__Excerpted text__:

--- Start ---

Bloated Blockchains: A Trilemma, Data Availability, and the Codex Answer
Have you ever swapped ETH for another token on Uniswap?
I connected via Metamask and tried to trade .01 Eth (roughly $35 at the time of writing) for SNT (Status Network Token). The gas fee costs as much as the transaction. That is too high of a fee to trade cryptocurrency. Most people do not want to pay this much. Wonder why these transactions are so expensive?
Web3 and decentralised finance have grown massively in recent years. Due to the rapid development and implementation of new protocols, the Ethereum blockchain has become bloated with data. The result? Prohibitively expensive gas fees and poor user experience. We can also define data bloat as 'network congestion,' where transaction data clogs the network and undermines scalability.
This article examines why the blockchain has become bloated, transaction throughput has suffered, and various approaches to solving the problem. I will specifically focus on data availability (DA) in the context of Ethereum and rollups. I will explore how Codex offers a solution with data persistence and durability guarantees that most other solutions lack.
Bear with me; I will use jargon and technical language, but I will do my best to explore this vital, underappreciated topic in clear language. More people in the ecosystem must begin grappling with how robust data availability sampling (DAS) is for scaling blockchains. Before continuing, the reader should have read about consensus mechanisms, proof of stake, and how the technology functions from a high level.
Let us start by unpacking the blockchain trilemma.
Blockchain Trilemma
All decentralised technologies that want to grow suffer from similar constraints.
They want to scale to allow more and more users to adopt the tech - from thousands to millions of users. However, scaling different technologies comes with varying engineering challenges.
In the case of Ethereum, the blocks on the chain contain transactional and smart contract data. The more people use the network, the more data is added to each block. The problem is that when the blocks start filling up, a fee market emerges, where those who pay higher gas fees are more likely to get their transaction included in the next block.
A simple solution would be to expand the block size and allow more transactional data. However, this approach has a problem, which is part of the blockchain trilemma.
The trilemma states blockchains have three primary characteristics they want to maintain and enhance: scalability, decentralisation, and security. The trilemma suggests that trying to improve two reduces the other.
In the case of Ethereum, upgrading the block capacity also increases the hardware requirements for running a fully validating node on the network. When the network raises hardware requirements this way, it becomes more difficult for ordinary people to run a full node, negatively impacting the network by decreasing overall decentralisation and censorship resistance.
On the surface, the problem seems insurmountable. Luckily, developers and engineers are rethinking how blockchains can scale. They are envisioning blockchains and their ecosystems as modular rather than monolithic.
Monolithic Versus Modular
A key ingredient to maintaining a healthy, permissionless, decentralised, and distributed blockchain network is having unique and distinct actors running a "full node."
But what exactly is a 'full node' or 'fully validating node'?
A full node is a network participant that downloads all blockchain data and executes all transactions created on the network. Full nodes require more computing power and disc space because they download the complete transactional data set.
An article by Yuan Han Li titled 'WTF is Data Availablity' explains:
'Since full nodes check every transaction to verify they follow the rules of the blockchain, blockchains cannot process more transactions per second without increasing the hardware requirements of running a full node (better hardware = more powerful full nodes = full nodes can check more transactions = bigger blocks containing more transactions are allowed).'
The problem with maintaining decentralisation is that you want some network participants to run full nodes. However, these nodes require tremendous computing power that is too expensive for most users to purchase and maintain. And if that occurs, it dramatically limits the number of nodes on the network, harming overall decentralisation.

--- End ---

__Information given__:
--- Start ---

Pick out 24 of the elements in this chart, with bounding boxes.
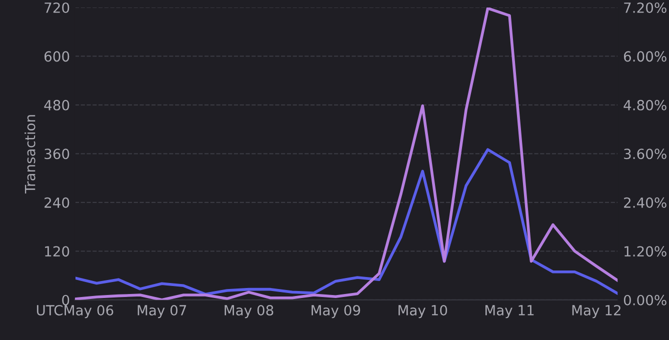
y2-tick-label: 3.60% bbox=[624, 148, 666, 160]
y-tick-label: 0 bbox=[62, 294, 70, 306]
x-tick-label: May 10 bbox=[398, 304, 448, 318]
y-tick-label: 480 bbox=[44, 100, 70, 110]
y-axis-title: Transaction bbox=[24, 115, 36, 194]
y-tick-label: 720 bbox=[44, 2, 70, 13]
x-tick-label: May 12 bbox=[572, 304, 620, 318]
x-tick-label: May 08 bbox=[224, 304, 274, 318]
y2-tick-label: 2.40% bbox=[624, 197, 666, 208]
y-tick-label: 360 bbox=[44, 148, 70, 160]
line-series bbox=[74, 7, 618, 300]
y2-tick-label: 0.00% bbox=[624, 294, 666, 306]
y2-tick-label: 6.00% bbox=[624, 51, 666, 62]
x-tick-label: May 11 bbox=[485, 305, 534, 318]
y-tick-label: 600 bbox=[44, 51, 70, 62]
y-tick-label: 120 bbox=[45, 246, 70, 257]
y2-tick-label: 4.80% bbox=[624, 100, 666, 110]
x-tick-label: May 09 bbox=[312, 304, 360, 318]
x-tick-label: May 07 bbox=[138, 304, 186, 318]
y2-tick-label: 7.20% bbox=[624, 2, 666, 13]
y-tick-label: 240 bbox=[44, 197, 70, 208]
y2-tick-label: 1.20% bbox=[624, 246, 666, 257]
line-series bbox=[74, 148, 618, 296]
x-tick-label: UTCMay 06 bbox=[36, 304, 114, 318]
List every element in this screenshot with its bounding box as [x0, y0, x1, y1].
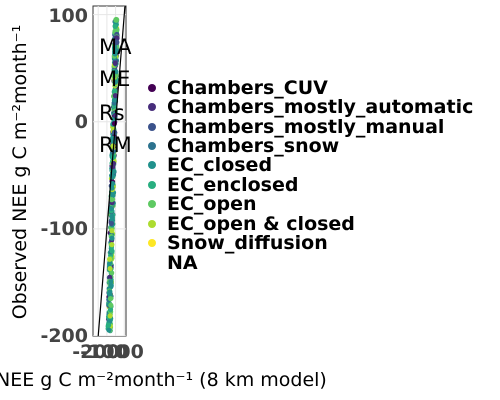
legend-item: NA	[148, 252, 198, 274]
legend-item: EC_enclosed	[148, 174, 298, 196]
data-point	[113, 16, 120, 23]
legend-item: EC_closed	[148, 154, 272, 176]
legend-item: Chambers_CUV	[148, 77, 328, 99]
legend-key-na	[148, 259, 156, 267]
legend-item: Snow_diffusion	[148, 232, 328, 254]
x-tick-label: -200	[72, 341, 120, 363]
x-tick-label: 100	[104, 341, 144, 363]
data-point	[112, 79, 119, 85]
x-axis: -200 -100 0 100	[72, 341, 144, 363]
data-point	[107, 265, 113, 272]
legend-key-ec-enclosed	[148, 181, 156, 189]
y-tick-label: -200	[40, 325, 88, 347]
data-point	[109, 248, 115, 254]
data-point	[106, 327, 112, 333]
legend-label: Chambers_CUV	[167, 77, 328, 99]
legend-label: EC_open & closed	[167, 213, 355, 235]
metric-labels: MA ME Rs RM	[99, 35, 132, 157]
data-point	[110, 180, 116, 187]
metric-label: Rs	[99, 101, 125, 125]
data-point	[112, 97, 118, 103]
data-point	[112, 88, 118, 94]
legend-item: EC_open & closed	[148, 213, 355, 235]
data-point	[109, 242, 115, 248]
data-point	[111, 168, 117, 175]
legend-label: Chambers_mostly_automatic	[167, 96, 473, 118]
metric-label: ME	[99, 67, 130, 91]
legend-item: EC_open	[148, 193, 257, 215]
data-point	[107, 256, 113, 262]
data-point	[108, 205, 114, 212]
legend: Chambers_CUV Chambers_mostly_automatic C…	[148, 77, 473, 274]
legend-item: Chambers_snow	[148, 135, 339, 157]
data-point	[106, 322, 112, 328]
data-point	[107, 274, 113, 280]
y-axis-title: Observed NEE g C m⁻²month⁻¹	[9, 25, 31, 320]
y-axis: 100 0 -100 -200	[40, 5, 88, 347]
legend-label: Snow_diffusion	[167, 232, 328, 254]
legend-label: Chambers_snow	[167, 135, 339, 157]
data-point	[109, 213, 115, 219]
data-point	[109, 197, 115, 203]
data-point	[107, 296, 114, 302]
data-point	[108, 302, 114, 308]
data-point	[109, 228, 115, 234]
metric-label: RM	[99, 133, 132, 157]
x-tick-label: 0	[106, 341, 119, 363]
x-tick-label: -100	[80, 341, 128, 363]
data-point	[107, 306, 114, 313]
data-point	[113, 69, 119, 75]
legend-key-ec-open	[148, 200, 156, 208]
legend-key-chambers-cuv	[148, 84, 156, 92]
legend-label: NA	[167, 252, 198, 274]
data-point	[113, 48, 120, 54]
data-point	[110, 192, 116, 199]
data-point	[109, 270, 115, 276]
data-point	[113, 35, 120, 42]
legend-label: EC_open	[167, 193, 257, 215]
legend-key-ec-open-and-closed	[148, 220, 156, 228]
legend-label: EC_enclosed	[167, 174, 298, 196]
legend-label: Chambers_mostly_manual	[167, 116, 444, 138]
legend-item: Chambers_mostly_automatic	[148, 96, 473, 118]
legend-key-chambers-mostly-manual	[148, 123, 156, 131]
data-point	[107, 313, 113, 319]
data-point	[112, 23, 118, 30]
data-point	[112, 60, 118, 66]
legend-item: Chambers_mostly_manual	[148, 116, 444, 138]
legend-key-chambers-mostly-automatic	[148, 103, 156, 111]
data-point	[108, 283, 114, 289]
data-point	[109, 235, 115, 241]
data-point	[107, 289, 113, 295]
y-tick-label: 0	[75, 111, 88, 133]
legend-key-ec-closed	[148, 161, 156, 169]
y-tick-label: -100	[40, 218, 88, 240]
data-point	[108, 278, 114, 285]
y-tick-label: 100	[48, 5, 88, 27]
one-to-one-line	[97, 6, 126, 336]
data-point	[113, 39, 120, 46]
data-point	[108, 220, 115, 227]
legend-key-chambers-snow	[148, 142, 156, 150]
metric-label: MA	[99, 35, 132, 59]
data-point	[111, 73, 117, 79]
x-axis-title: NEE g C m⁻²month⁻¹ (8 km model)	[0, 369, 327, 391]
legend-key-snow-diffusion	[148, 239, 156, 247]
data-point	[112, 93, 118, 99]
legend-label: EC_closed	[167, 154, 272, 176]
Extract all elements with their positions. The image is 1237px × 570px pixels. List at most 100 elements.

--- End ---
--- Start ---

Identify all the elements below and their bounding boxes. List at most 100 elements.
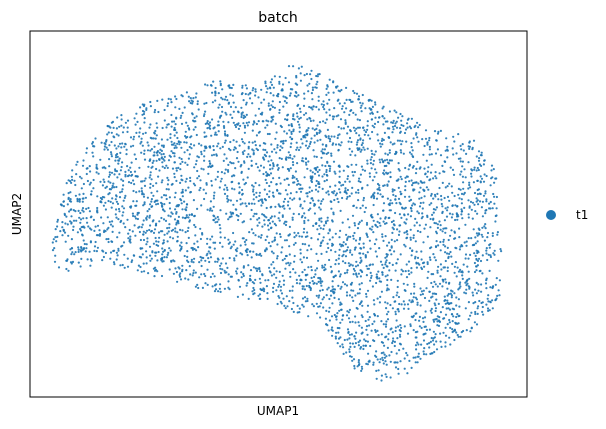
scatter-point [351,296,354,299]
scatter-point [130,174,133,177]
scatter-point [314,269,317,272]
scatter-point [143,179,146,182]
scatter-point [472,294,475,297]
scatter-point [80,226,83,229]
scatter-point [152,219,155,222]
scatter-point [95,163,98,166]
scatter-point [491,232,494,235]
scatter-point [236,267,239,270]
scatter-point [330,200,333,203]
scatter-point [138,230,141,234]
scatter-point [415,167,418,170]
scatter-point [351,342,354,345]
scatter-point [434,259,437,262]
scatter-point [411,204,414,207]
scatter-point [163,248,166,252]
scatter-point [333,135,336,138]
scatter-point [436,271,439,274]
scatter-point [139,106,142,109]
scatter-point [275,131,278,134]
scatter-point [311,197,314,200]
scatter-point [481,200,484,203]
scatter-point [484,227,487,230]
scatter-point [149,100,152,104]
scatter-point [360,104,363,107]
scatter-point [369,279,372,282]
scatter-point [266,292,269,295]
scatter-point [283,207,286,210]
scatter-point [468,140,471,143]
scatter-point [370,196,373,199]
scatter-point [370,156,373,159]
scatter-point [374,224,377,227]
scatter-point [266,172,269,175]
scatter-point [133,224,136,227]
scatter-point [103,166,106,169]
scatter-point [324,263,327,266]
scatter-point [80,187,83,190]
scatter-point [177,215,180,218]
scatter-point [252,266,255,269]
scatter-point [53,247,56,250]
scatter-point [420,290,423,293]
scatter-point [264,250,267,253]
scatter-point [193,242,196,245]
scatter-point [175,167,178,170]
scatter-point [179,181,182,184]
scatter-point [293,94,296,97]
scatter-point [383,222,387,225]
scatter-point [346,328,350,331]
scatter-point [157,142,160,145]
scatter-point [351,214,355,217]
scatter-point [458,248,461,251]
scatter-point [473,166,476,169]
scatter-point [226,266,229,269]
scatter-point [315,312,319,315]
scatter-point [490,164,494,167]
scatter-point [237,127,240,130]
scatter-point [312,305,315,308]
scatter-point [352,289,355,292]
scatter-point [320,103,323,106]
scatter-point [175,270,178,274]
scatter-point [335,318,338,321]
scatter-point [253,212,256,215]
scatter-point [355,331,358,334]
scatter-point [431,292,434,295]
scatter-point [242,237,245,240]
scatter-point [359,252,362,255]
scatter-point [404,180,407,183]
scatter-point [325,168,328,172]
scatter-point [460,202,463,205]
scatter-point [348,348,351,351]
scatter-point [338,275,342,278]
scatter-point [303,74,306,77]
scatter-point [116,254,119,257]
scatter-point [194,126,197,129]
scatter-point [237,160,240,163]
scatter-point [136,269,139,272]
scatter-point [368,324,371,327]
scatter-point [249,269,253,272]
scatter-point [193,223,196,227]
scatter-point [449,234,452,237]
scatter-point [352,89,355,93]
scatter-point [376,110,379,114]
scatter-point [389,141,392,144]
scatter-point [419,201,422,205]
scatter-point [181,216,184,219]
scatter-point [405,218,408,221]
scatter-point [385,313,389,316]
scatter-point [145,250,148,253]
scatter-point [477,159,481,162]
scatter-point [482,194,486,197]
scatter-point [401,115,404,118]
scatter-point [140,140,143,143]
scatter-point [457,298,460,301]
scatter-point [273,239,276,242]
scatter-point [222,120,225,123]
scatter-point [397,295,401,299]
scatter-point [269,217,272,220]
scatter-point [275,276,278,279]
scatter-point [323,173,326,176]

--- End ---

__Challenge__: Repeat everything in the blockchain bloat text from "Web3 and decentralised" down to "other solutions lack.".

__Answer to the exercise__:
Web3 and decentralised finance have grown massively in recent years. Due to the rapid development and implementation of new protocols, the Ethereum blockchain has become bloated with data. The result? Prohibitively expensive gas fees and poor user experience. We can also define data bloat as 'network congestion,' where transaction data clogs the network and undermines scalability.
This article examines why the blockchain has become bloated, transaction throughput has suffered, and various approaches to solving the problem. I will specifically focus on data availability (DA) in the context of Ethereum and rollups. I will explore how Codex offers a solution with data persistence and durability guarantees that most other solutions lack.